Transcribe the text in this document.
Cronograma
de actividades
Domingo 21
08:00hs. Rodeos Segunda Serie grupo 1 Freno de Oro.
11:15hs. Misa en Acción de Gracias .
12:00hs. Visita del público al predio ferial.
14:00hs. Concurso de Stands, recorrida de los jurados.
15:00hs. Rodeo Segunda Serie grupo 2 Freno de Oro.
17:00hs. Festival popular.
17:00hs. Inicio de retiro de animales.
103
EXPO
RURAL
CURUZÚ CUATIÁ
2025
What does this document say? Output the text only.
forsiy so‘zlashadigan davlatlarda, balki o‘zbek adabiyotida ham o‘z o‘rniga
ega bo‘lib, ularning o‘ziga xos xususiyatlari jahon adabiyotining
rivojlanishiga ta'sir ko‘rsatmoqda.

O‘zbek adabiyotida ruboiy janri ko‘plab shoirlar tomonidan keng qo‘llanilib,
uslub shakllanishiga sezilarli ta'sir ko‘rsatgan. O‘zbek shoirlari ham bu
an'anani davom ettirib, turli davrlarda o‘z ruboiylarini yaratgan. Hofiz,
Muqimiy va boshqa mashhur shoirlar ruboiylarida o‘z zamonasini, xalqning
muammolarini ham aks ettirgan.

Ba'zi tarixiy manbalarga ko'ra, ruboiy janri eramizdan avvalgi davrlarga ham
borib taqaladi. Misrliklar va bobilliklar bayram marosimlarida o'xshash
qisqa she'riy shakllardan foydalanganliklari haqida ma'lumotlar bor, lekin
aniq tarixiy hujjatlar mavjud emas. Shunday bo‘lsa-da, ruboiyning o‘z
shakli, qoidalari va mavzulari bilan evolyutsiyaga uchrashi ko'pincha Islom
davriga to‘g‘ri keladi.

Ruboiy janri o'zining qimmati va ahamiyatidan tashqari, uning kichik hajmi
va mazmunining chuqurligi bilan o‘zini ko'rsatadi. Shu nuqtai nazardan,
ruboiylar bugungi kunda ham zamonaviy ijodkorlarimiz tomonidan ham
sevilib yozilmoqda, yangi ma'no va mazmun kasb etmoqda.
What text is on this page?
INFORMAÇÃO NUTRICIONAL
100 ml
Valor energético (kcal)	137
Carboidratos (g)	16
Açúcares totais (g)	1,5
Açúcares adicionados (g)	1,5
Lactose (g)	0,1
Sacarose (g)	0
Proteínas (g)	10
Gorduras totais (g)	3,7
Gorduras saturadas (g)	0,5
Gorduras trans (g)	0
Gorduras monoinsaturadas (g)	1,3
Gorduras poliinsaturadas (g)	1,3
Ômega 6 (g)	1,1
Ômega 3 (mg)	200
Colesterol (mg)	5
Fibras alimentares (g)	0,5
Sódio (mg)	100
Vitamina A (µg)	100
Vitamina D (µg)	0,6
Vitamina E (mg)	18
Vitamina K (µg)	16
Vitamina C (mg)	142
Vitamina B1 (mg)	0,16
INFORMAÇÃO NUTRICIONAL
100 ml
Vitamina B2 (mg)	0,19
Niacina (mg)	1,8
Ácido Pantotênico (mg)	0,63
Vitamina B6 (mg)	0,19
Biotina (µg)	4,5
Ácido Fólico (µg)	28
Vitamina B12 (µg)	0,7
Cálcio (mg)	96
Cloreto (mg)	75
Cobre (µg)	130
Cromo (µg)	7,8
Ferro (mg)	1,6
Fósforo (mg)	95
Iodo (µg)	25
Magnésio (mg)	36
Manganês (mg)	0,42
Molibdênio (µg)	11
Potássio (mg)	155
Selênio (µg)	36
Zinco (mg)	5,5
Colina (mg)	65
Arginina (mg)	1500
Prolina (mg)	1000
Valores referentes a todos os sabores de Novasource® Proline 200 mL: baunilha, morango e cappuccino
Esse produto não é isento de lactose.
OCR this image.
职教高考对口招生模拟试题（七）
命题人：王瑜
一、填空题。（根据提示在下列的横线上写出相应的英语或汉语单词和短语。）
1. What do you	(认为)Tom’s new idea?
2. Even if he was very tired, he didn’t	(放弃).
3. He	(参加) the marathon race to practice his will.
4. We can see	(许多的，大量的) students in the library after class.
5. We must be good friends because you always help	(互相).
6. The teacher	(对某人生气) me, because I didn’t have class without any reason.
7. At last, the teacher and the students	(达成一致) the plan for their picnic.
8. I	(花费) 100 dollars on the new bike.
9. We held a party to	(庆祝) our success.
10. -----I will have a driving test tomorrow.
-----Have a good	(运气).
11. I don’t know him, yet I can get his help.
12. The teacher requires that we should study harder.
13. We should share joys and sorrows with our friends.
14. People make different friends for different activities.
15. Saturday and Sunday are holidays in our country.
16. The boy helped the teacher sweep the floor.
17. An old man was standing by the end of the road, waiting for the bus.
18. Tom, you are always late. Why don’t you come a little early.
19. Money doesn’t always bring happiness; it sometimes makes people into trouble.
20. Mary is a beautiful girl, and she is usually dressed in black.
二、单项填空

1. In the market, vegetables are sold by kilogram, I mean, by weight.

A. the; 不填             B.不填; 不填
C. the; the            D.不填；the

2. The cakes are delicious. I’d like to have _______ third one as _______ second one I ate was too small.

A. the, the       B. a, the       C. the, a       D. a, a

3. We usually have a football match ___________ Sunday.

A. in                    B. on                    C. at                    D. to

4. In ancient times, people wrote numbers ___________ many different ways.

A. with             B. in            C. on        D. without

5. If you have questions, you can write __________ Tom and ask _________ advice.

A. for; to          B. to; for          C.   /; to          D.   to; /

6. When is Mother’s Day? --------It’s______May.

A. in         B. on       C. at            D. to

━━━━━━

■ AIM ■
Copy, from the material above, each line in which the string "grupo" occurs.

■ EXERCISE OUTPUT ■
08:00hs. Rodeos Segunda Serie grupo 1 Freno de Oro.
15:00hs. Rodeo Segunda Serie grupo 2 Freno de Oro.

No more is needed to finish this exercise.